§ PROBLEM
Take each line of the data that contains the string "otrzymuje" and copy it.

Top of THE INPUT

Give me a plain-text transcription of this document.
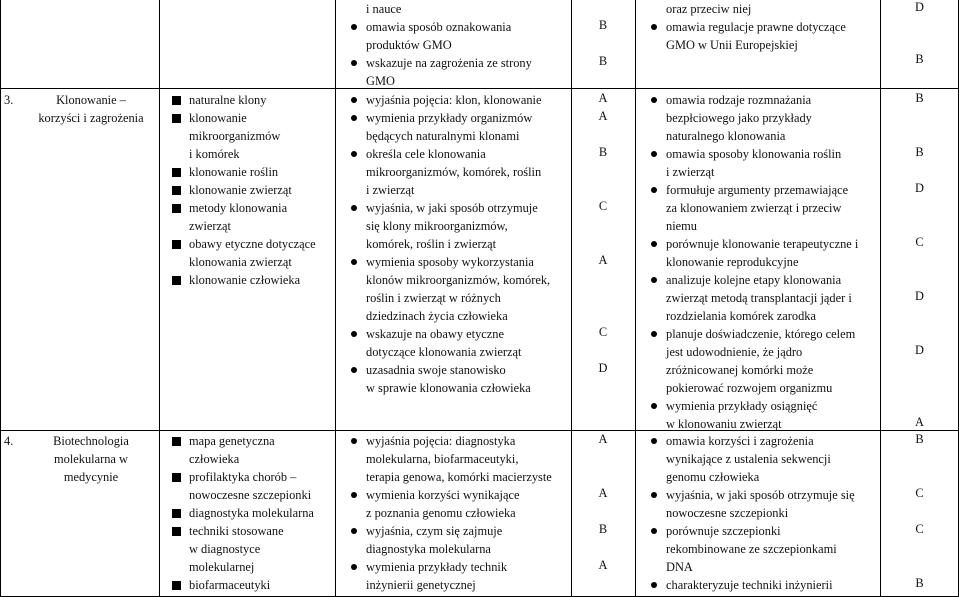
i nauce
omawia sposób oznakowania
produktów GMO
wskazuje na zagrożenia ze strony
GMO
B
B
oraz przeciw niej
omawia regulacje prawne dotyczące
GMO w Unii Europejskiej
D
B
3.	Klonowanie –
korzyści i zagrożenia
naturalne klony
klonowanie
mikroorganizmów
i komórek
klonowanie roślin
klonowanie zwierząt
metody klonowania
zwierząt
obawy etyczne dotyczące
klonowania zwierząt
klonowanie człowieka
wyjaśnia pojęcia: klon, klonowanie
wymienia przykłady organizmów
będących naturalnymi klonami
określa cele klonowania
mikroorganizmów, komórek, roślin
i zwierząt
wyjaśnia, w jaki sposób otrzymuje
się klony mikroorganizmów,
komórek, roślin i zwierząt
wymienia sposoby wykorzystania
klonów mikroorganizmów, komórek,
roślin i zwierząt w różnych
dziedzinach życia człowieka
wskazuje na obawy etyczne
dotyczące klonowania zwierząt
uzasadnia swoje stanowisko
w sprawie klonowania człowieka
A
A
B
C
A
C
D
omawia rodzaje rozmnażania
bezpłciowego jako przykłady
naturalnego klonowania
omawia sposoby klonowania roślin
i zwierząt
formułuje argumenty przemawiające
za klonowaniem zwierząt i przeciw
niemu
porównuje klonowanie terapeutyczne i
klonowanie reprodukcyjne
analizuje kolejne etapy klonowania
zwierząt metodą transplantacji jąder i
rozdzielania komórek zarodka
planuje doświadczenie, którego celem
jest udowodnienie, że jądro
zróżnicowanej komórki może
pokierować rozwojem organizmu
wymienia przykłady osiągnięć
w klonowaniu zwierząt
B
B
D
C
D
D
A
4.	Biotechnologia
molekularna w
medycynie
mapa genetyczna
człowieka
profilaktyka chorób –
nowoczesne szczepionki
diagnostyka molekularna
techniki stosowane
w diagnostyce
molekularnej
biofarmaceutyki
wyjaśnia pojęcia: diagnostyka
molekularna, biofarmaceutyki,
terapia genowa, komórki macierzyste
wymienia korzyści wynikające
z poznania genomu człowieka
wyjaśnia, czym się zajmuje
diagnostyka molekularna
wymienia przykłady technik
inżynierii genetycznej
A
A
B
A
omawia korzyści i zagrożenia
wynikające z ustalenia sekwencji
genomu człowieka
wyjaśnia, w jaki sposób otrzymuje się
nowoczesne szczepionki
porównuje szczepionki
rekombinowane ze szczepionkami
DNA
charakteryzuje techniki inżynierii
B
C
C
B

Bottom of THE INPUT
Top of THE INPUT

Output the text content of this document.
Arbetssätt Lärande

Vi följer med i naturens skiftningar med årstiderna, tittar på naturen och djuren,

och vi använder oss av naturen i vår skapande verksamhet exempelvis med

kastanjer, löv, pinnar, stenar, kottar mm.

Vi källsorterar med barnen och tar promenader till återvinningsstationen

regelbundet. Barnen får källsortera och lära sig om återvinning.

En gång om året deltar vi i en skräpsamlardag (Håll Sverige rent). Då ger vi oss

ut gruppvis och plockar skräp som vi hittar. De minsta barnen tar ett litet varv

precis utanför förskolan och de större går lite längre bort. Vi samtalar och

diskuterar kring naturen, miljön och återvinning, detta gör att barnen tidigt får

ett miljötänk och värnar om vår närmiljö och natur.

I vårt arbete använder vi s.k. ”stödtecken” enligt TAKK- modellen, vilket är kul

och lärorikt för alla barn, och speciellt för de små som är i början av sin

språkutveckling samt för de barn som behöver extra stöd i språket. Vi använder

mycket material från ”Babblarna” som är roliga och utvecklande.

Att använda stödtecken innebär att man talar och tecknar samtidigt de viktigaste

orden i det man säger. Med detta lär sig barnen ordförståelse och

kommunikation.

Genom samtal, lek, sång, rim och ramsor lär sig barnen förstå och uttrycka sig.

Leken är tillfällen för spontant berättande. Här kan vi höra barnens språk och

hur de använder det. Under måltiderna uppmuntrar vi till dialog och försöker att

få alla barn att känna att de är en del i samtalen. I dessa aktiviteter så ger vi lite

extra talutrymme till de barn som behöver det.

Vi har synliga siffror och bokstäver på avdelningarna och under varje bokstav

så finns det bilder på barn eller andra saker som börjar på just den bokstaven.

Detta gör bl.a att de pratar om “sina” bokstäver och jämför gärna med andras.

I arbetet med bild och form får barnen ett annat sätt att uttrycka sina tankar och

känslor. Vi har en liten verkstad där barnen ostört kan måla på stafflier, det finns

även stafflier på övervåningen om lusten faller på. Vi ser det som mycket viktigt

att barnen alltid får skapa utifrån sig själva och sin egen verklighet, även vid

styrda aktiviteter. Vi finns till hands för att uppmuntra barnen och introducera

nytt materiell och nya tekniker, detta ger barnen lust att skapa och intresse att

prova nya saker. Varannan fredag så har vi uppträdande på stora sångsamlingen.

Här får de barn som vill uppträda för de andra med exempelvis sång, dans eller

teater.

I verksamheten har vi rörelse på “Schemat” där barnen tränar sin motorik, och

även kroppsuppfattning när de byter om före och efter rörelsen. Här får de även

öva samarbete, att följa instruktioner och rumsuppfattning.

Bottom of THE INPUT

§ OUTPUT OF THE EXERCISE
wyjaśnia, w jaki sposób otrzymuje
wyjaśnia, w jaki sposób otrzymuje się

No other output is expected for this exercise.